[Data entries]
┌──
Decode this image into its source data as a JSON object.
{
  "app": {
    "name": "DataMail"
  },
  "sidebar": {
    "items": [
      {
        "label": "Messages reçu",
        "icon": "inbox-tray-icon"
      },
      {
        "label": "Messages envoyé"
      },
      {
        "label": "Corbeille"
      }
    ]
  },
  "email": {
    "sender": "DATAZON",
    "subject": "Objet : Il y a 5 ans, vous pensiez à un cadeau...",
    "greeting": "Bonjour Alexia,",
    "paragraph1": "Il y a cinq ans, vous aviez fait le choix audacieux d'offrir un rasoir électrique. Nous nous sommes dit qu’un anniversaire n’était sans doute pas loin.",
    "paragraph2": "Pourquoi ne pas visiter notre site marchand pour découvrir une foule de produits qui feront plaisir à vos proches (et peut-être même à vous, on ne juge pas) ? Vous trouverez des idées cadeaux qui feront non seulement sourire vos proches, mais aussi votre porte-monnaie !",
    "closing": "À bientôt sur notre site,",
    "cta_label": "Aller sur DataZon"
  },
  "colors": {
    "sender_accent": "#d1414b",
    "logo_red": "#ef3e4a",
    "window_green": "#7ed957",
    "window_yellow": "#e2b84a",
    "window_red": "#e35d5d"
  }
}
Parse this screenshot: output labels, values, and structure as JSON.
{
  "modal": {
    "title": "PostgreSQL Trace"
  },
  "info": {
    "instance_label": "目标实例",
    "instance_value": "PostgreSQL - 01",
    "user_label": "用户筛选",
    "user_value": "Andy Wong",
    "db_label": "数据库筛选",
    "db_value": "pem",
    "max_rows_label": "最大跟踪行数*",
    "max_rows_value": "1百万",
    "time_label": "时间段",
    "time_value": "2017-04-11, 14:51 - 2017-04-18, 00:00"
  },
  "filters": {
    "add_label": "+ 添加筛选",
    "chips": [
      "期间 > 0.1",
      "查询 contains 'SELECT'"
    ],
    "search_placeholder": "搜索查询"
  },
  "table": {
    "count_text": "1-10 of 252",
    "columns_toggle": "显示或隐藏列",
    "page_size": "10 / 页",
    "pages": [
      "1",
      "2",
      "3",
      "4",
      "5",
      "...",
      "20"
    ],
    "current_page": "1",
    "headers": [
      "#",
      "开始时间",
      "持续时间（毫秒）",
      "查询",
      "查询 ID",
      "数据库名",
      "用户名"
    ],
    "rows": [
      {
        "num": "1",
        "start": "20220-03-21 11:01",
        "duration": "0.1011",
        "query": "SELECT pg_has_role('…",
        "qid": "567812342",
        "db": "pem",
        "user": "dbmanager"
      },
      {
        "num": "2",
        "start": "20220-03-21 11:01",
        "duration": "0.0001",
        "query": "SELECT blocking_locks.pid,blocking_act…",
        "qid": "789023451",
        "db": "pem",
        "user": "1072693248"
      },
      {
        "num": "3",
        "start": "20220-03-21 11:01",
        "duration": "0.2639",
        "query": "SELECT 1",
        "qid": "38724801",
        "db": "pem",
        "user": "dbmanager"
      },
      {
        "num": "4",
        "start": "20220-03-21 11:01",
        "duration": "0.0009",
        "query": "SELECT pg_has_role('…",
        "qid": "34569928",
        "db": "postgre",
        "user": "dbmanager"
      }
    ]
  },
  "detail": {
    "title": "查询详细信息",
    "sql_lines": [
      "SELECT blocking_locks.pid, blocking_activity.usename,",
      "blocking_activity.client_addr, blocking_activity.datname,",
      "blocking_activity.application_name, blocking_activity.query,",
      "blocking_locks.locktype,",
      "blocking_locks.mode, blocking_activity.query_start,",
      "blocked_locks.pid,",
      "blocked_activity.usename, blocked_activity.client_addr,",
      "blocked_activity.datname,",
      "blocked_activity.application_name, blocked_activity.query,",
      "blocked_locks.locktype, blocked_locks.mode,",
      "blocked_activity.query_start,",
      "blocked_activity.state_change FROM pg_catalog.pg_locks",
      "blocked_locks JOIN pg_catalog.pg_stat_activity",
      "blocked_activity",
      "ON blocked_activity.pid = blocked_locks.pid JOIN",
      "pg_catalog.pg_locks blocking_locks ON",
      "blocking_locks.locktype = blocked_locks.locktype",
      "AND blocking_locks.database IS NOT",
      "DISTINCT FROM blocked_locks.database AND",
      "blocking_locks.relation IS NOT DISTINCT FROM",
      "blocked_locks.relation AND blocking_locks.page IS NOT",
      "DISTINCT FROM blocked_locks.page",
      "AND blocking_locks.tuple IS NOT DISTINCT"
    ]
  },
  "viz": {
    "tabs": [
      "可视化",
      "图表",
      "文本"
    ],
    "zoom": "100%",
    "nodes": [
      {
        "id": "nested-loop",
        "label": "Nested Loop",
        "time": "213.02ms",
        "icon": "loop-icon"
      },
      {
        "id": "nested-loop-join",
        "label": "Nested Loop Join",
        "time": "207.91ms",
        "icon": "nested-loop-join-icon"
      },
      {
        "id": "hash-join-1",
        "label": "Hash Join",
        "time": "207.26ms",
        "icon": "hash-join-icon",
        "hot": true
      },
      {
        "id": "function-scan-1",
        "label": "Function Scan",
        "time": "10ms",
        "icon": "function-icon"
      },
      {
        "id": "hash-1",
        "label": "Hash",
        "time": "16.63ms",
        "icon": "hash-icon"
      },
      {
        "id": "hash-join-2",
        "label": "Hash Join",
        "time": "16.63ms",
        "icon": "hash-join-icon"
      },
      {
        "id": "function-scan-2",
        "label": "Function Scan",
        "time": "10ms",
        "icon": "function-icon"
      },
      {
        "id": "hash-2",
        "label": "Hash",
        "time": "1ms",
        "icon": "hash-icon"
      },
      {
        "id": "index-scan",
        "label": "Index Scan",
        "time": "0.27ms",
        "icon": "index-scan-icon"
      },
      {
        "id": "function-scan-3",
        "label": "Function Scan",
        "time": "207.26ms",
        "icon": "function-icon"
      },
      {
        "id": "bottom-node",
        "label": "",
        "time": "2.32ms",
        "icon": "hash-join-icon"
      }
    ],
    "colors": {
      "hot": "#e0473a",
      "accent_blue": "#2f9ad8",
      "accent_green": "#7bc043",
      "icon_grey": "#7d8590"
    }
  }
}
└──
§ **WHAT YOU SHOULD DO**
Reply with one number only: how many lines of the listing hold "JSON"?

§ **TASK RESULT**
2